What the task requires:
Write out all the entries word for word and omit any pictures.

====================

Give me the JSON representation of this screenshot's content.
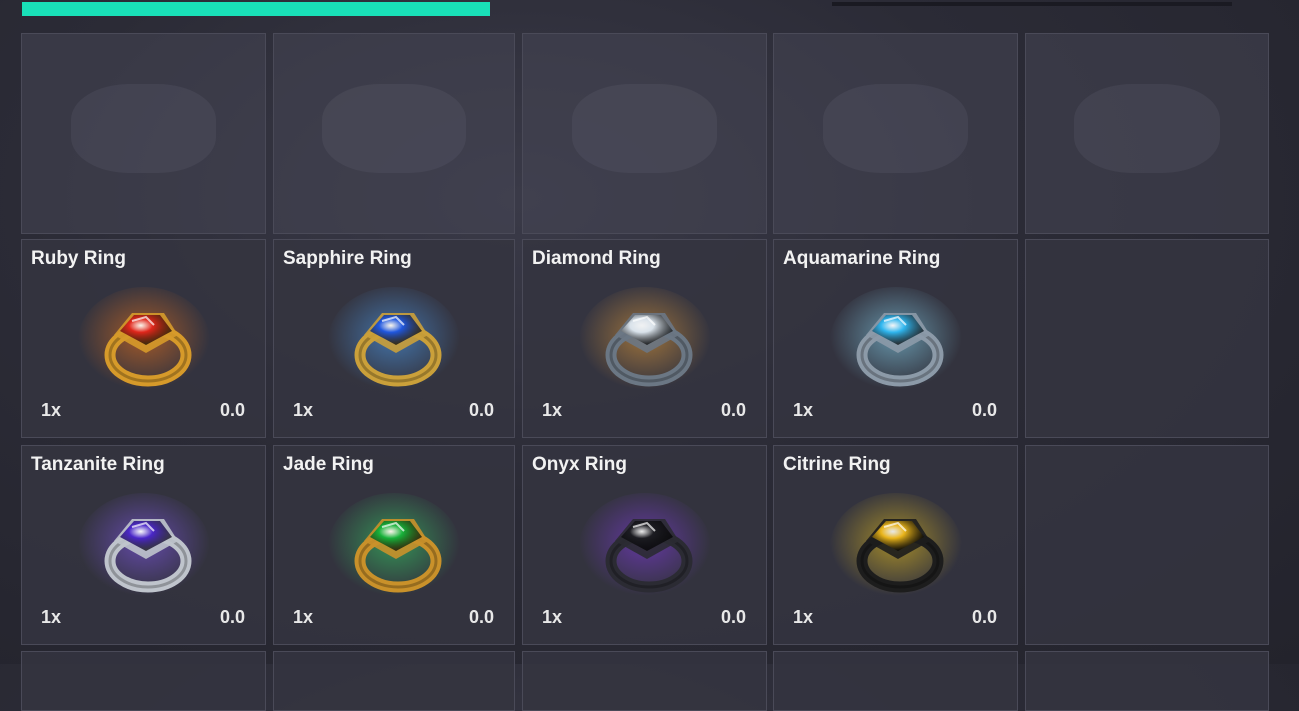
{
  "progress": {
    "fraction": 0.376,
    "color": "#19e0b8"
  },
  "rows": [
    {
      "items": [
        {
          "empty": true,
          "blurred": true
        },
        {
          "empty": true,
          "blurred": true
        },
        {
          "empty": true,
          "blurred": true
        },
        {
          "empty": true,
          "blurred": true
        },
        {
          "empty": true,
          "blurred": true
        }
      ]
    },
    {
      "items": [
        {
          "name": "Ruby Ring",
          "qty": "1x",
          "value": "0.0",
          "icon": "ruby-ring-icon",
          "gem": "#e0261b",
          "glow": "#ff7a18",
          "band": "#d69a2a"
        },
        {
          "name": "Sapphire Ring",
          "qty": "1x",
          "value": "0.0",
          "icon": "sapphire-ring-icon",
          "gem": "#1f57e0",
          "glow": "#4fa7ff",
          "band": "#caa03a"
        },
        {
          "name": "Diamond Ring",
          "qty": "1x",
          "value": "0.0",
          "icon": "diamond-ring-icon",
          "gem": "#d9e2ea",
          "glow": "#f0a43a",
          "band": "#6b7784"
        },
        {
          "name": "Aquamarine Ring",
          "qty": "1x",
          "value": "0.0",
          "icon": "aquamarine-ring-icon",
          "gem": "#2fb6ef",
          "glow": "#8fe3ff",
          "band": "#8c9aa8"
        },
        {
          "empty": true
        }
      ]
    },
    {
      "items": [
        {
          "name": "Tanzanite Ring",
          "qty": "1x",
          "value": "0.0",
          "icon": "tanzanite-ring-icon",
          "gem": "#4a26c9",
          "glow": "#8a5cff",
          "band": "#bfc4cc"
        },
        {
          "name": "Jade Ring",
          "qty": "1x",
          "value": "0.0",
          "icon": "jade-ring-icon",
          "gem": "#17b23a",
          "glow": "#36e06a",
          "band": "#c9912a"
        },
        {
          "name": "Onyx Ring",
          "qty": "1x",
          "value": "0.0",
          "icon": "onyx-ring-icon",
          "gem": "#1c1c22",
          "glow": "#8a3df0",
          "band": "#2b2b33"
        },
        {
          "name": "Citrine Ring",
          "qty": "1x",
          "value": "0.0",
          "icon": "citrine-ring-icon",
          "gem": "#e9b41a",
          "glow": "#ffd21a",
          "band": "#1d1d1d"
        },
        {
          "empty": true
        }
      ]
    },
    {
      "items": [
        {
          "empty": true
        },
        {
          "empty": true
        },
        {
          "empty": true
        },
        {
          "empty": true
        },
        {
          "empty": true
        }
      ]
    }
  ]
}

====================

Exercise output:
Give me the JSON representation of this screenshot's content.
{
  "progress": {
    "fraction": 0.376,
    "color": "#19e0b8"
  },
  "rows": [
    {
      "items": [
        {
          "empty": true,
          "blurred": true
        },
        {
          "empty": true,
          "blurred": true
        },
        {
          "empty": true,
          "blurred": true
        },
        {
          "empty": true,
          "blurred": true
        },
        {
          "empty": true,
          "blurred": true
        }
      ]
    },
    {
      "items": [
        {
          "name": "Ruby Ring",
          "qty": "1x",
          "value": "0.0",
          "icon": "ruby-ring-icon",
          "gem": "#e0261b",
          "glow": "#ff7a18",
          "band": "#d69a2a"
        },
        {
          "name": "Sapphire Ring",
          "qty": "1x",
          "value": "0.0",
          "icon": "sapphire-ring-icon",
          "gem": "#1f57e0",
          "glow": "#4fa7ff",
          "band": "#caa03a"
        },
        {
          "name": "Diamond Ring",
          "qty": "1x",
          "value": "0.0",
          "icon": "diamond-ring-icon",
          "gem": "#d9e2ea",
          "glow": "#f0a43a",
          "band": "#6b7784"
        },
        {
          "name": "Aquamarine Ring",
          "qty": "1x",
          "value": "0.0",
          "icon": "aquamarine-ring-icon",
          "gem": "#2fb6ef",
          "glow": "#8fe3ff",
          "band": "#8c9aa8"
        },
        {
          "empty": true
        }
      ]
    },
    {
      "items": [
        {
          "name": "Tanzanite Ring",
          "qty": "1x",
          "value": "0.0",
          "icon": "tanzanite-ring-icon",
          "gem": "#4a26c9",
          "glow": "#8a5cff",
          "band": "#bfc4cc"
        },
        {
          "name": "Jade Ring",
          "qty": "1x",
          "value": "0.0",
          "icon": "jade-ring-icon",
          "gem": "#17b23a",
          "glow": "#36e06a",
          "band": "#c9912a"
        },
        {
          "name": "Onyx Ring",
          "qty": "1x",
          "value": "0.0",
          "icon": "onyx-ring-icon",
          "gem": "#1c1c22",
          "glow": "#8a3df0",
          "band": "#2b2b33"
        },
        {
          "name": "Citrine Ring",
          "qty": "1x",
          "value": "0.0",
          "icon": "citrine-ring-icon",
          "gem": "#e9b41a",
          "glow": "#ffd21a",
          "band": "#1d1d1d"
        },
        {
          "empty": true
        }
      ]
    },
    {
      "items": [
        {
          "empty": true
        },
        {
          "empty": true
        },
        {
          "empty": true
        },
        {
          "empty": true
        },
        {
          "empty": true
        }
      ]
    }
  ]
}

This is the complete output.